--- start of Data ---
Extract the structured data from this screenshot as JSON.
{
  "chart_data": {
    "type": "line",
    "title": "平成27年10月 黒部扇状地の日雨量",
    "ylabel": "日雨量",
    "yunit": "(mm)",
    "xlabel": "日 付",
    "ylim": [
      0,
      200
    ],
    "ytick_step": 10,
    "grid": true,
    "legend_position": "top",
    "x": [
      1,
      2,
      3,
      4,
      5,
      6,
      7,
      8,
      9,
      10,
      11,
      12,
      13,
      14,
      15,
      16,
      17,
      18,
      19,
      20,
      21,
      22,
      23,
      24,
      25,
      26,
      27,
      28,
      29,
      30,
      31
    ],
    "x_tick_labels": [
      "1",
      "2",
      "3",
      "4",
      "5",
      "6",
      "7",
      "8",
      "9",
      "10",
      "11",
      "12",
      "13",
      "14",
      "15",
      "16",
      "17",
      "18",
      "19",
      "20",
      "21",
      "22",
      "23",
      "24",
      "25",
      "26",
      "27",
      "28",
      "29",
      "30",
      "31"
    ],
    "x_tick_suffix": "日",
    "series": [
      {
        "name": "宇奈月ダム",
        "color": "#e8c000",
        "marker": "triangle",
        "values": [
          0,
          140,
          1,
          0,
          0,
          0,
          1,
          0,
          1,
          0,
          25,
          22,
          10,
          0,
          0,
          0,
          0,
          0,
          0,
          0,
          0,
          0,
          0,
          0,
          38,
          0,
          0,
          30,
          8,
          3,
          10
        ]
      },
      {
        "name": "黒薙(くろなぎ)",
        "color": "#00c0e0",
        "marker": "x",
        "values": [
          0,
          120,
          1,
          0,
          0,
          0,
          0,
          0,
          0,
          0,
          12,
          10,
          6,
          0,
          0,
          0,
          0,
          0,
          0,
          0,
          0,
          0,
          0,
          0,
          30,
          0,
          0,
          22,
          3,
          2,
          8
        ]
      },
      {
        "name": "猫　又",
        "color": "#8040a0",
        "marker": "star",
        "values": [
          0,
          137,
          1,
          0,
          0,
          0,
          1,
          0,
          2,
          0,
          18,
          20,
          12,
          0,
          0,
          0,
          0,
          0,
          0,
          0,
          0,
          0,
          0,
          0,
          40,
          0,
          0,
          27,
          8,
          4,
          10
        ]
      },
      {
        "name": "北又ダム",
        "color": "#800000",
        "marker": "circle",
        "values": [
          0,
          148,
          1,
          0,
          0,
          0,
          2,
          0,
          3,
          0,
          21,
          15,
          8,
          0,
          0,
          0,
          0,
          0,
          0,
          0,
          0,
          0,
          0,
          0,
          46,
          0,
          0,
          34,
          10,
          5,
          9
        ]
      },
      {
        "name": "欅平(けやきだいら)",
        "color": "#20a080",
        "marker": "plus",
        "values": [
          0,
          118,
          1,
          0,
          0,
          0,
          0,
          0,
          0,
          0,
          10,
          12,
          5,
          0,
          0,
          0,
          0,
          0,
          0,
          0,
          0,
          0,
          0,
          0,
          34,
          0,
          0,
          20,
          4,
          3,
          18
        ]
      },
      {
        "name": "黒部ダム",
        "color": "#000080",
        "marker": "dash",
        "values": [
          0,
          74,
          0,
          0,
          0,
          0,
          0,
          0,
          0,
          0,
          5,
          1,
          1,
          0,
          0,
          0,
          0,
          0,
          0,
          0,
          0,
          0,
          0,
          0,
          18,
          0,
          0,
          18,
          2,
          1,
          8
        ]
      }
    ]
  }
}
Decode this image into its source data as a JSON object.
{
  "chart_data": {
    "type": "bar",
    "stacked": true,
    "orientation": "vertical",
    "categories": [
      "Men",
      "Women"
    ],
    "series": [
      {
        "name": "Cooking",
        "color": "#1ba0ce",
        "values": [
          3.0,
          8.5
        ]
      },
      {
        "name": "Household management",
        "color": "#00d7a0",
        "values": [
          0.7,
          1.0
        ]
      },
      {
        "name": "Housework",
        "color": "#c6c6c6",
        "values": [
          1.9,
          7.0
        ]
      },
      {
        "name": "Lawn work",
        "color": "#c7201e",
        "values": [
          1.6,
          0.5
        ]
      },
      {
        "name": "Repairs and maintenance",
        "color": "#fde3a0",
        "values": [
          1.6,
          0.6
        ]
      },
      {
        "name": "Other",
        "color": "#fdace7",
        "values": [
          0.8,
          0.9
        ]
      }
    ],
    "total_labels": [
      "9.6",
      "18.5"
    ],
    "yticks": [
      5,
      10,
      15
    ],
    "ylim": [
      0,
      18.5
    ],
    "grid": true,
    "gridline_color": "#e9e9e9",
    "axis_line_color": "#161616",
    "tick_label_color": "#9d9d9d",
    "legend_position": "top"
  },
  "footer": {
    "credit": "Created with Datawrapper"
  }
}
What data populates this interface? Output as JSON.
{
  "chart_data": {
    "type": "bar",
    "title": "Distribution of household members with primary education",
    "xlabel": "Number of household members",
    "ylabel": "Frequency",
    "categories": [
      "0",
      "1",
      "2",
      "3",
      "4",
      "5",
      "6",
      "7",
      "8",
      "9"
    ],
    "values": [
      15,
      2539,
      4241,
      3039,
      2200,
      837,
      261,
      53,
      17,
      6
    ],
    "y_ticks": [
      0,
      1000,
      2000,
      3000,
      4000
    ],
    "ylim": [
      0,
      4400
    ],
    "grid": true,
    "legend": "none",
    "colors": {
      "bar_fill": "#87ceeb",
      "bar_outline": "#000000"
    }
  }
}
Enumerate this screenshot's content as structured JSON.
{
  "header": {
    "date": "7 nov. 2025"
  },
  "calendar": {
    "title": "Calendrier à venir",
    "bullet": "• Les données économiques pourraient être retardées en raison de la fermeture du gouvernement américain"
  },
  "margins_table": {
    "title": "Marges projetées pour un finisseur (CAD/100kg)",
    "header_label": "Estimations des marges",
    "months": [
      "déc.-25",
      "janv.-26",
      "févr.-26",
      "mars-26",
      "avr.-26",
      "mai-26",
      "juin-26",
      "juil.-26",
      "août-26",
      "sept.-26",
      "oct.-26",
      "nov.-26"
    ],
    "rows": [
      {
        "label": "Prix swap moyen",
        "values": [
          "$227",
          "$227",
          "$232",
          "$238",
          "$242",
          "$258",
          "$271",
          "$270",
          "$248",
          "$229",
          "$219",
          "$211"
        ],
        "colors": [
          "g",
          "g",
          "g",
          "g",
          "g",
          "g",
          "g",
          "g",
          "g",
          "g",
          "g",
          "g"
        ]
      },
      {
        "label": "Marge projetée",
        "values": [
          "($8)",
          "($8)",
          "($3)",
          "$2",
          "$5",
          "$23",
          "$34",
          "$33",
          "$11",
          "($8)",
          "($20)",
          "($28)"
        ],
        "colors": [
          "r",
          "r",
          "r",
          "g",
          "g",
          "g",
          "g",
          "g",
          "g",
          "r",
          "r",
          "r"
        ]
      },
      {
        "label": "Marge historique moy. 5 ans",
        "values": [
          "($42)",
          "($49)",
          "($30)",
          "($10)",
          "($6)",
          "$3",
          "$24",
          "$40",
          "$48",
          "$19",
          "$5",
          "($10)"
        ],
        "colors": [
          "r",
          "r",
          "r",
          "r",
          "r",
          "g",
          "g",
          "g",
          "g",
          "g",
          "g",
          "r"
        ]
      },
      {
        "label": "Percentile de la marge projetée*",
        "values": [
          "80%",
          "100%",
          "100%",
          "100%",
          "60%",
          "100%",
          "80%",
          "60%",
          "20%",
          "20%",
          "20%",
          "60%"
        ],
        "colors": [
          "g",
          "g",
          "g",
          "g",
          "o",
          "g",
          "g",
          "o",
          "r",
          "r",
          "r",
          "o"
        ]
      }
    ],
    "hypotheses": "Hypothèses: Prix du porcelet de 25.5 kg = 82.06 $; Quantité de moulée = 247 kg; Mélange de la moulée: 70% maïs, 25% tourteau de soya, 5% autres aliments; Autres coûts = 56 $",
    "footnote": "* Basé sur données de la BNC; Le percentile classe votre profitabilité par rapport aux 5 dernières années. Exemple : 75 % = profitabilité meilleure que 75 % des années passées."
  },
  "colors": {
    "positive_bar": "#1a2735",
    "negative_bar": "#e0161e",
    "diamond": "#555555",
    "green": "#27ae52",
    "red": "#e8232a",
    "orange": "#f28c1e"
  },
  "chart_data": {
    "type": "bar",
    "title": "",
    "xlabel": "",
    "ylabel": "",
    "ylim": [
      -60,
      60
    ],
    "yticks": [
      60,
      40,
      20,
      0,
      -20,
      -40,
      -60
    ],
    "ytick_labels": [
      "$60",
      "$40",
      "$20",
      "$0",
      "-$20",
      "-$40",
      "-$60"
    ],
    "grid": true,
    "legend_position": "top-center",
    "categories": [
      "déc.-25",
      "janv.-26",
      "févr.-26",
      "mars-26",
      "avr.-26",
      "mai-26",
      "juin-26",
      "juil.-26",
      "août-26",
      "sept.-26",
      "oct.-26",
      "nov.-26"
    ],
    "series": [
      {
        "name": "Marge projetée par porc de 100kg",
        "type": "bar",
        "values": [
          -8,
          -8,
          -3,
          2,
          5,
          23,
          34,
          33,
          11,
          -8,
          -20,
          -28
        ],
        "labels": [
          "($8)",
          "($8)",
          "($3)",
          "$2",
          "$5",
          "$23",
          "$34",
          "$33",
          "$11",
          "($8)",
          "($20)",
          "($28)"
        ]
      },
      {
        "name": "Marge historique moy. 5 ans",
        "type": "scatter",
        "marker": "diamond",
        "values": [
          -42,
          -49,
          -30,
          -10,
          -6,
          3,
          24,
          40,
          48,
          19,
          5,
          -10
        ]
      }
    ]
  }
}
--- end of Data ---
Count every line in the data where the string "ylabel" occurs. Give nothing except the number.

:: Solution for this problem ::
3